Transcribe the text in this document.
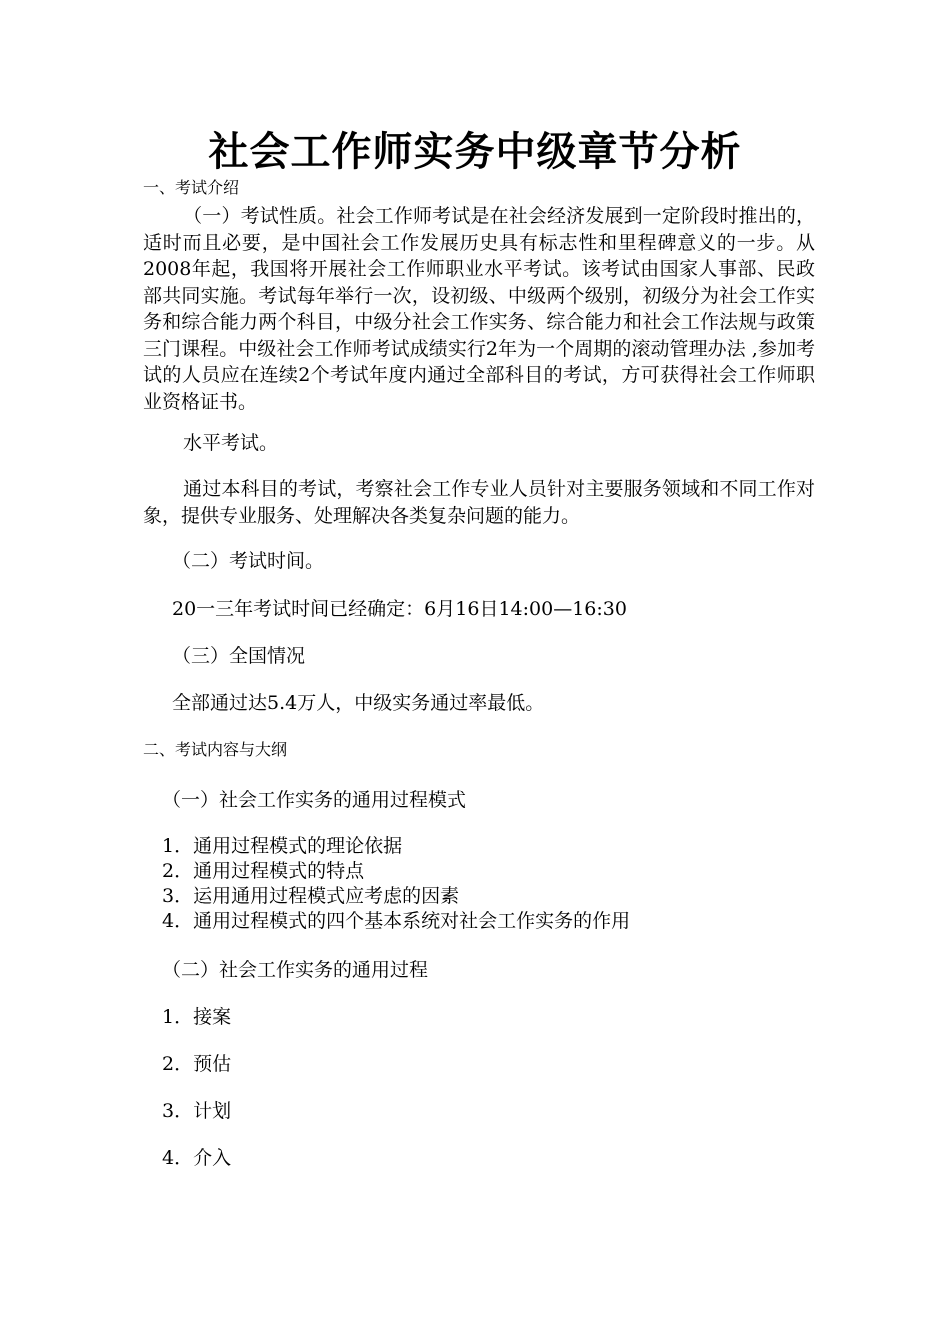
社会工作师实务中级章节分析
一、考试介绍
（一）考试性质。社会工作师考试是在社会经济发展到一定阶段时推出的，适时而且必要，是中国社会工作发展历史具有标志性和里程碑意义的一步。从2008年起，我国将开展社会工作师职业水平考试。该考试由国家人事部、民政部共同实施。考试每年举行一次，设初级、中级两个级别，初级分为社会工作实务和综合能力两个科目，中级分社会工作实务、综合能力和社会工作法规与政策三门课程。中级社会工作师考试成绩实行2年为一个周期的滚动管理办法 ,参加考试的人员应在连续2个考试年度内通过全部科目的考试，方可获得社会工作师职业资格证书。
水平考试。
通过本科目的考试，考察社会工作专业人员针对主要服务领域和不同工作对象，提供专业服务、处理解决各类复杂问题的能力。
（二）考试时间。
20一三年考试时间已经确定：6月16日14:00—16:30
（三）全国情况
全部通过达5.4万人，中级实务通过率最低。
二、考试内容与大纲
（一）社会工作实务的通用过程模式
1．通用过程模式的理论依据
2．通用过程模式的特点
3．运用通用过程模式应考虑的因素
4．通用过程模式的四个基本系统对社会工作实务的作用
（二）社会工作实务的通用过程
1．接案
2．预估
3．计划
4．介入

* * *

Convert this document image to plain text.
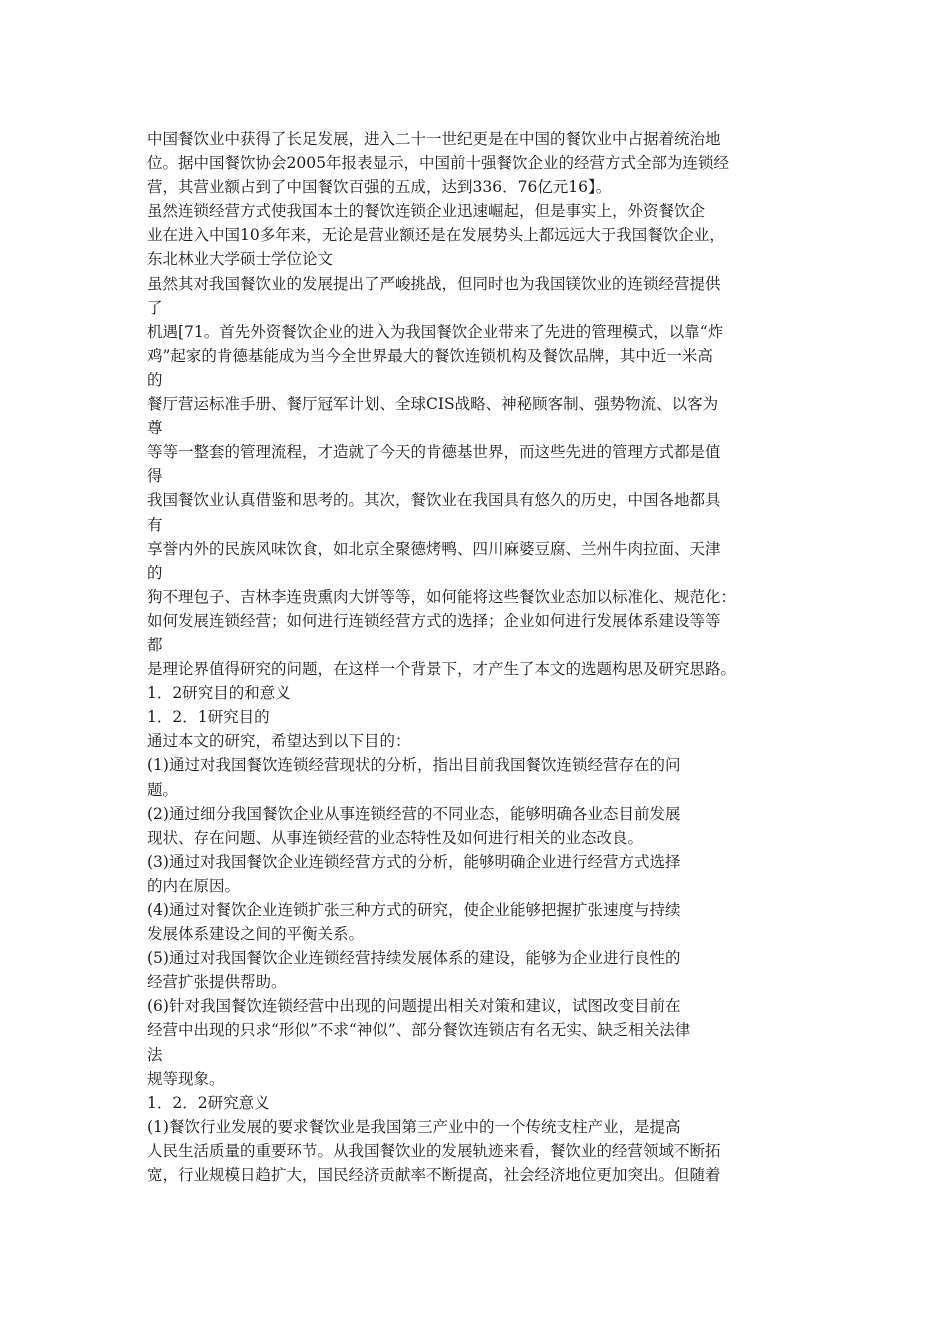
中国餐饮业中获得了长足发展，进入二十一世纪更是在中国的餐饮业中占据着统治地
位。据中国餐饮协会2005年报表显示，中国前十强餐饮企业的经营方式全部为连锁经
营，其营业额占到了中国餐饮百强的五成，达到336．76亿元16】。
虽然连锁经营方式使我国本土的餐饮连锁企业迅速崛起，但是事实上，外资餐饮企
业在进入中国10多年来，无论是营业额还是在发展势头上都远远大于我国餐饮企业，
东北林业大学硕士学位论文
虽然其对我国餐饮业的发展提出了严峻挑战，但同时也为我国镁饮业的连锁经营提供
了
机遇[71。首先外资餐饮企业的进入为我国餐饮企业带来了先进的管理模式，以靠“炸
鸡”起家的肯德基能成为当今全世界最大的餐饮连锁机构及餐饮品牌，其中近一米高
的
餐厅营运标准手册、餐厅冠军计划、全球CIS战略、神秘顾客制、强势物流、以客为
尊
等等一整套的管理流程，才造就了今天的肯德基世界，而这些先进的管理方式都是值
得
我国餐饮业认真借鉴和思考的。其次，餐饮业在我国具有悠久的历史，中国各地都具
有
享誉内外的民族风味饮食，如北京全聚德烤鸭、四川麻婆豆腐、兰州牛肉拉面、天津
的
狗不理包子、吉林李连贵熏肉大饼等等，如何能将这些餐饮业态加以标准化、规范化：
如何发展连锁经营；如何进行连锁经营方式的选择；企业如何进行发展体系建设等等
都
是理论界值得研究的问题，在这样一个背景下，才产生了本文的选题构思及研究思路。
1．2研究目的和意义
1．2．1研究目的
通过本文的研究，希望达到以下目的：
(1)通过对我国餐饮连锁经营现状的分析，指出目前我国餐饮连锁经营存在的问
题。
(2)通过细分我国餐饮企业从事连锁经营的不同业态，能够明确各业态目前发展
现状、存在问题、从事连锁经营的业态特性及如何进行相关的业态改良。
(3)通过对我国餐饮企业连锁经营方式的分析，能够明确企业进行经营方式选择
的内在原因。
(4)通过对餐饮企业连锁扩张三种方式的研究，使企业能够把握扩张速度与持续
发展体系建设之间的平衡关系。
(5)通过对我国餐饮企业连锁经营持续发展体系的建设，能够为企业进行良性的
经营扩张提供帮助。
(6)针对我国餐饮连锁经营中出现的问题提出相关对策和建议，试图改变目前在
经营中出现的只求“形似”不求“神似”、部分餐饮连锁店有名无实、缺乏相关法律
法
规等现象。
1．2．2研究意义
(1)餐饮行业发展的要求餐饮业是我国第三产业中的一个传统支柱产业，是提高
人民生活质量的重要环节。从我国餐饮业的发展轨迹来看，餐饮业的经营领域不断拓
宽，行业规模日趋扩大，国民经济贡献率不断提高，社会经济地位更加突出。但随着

---

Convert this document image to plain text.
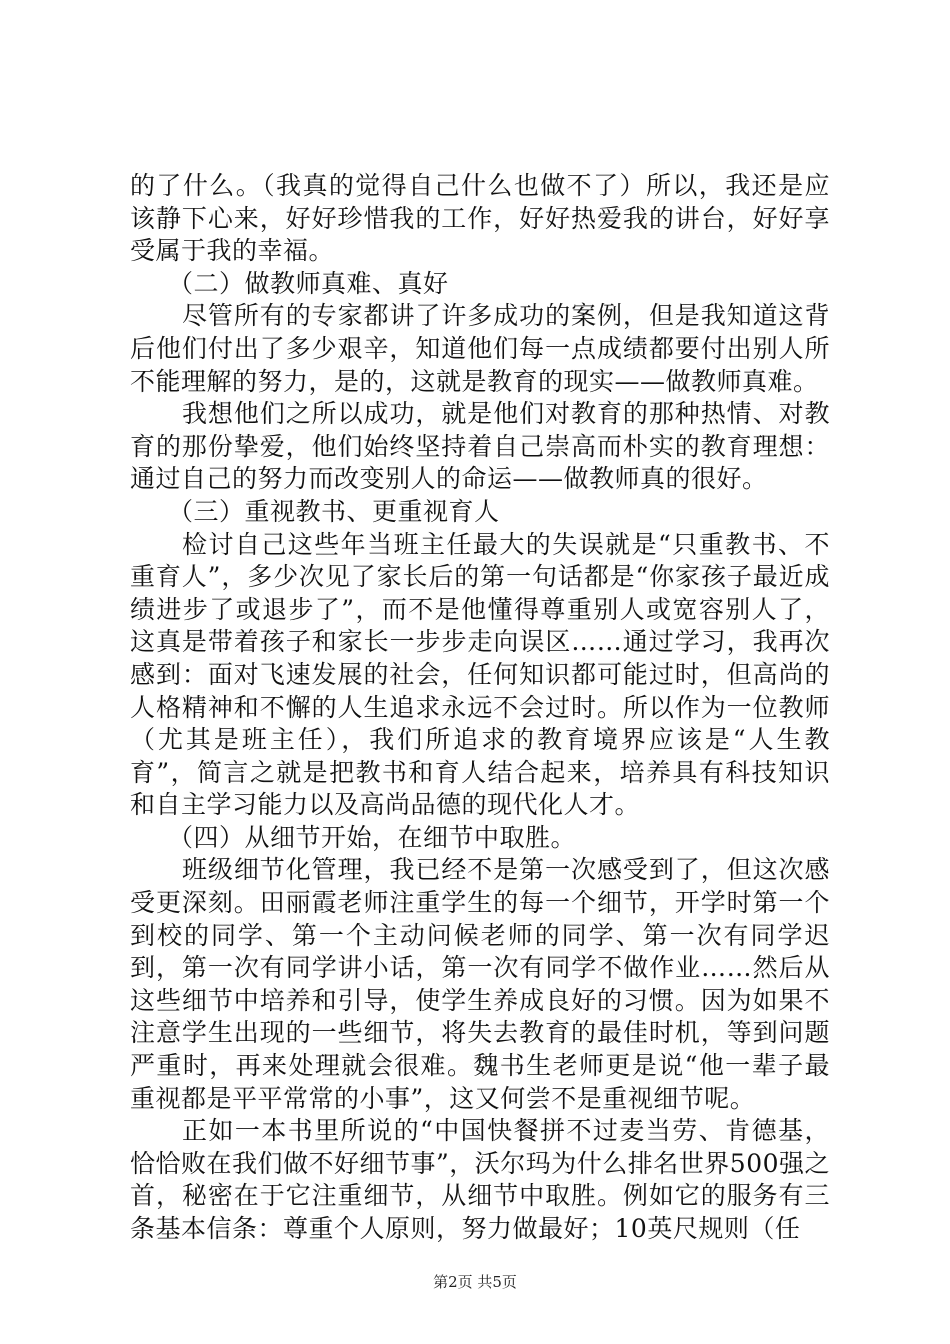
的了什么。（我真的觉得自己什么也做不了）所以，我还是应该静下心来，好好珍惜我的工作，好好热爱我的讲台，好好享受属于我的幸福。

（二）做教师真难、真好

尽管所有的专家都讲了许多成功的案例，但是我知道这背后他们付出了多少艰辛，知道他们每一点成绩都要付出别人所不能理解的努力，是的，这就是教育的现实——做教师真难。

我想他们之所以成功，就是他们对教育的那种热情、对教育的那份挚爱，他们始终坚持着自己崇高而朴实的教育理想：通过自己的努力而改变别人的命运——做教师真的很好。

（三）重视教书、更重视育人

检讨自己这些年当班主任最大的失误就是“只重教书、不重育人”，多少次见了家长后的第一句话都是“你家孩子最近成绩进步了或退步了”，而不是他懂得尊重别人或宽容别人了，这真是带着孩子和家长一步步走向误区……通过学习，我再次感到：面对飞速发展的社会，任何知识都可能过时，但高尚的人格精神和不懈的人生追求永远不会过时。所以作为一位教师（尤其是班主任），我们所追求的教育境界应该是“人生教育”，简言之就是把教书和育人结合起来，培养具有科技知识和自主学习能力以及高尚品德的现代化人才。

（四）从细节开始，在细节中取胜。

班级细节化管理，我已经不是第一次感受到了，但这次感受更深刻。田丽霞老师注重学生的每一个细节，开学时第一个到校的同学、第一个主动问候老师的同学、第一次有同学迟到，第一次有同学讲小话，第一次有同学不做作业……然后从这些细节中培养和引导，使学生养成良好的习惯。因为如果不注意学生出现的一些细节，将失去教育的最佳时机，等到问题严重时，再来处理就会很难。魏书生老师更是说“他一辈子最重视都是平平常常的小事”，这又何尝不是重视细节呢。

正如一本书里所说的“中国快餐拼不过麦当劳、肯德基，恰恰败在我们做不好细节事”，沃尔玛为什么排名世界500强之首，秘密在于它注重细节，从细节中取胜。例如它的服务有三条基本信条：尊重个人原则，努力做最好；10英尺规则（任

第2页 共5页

● **Objective**
Extract every line from the records above that contains the word "做教师真难".

● **Problem solution**
（二）做教师真难、真好
尽管所有的专家都讲了许多成功的案例，但是我知道这背后他们付出了多少艰辛，知道他们每一点成绩都要付出别人所不能理解的努力，是的，这就是教育的现实——做教师真难。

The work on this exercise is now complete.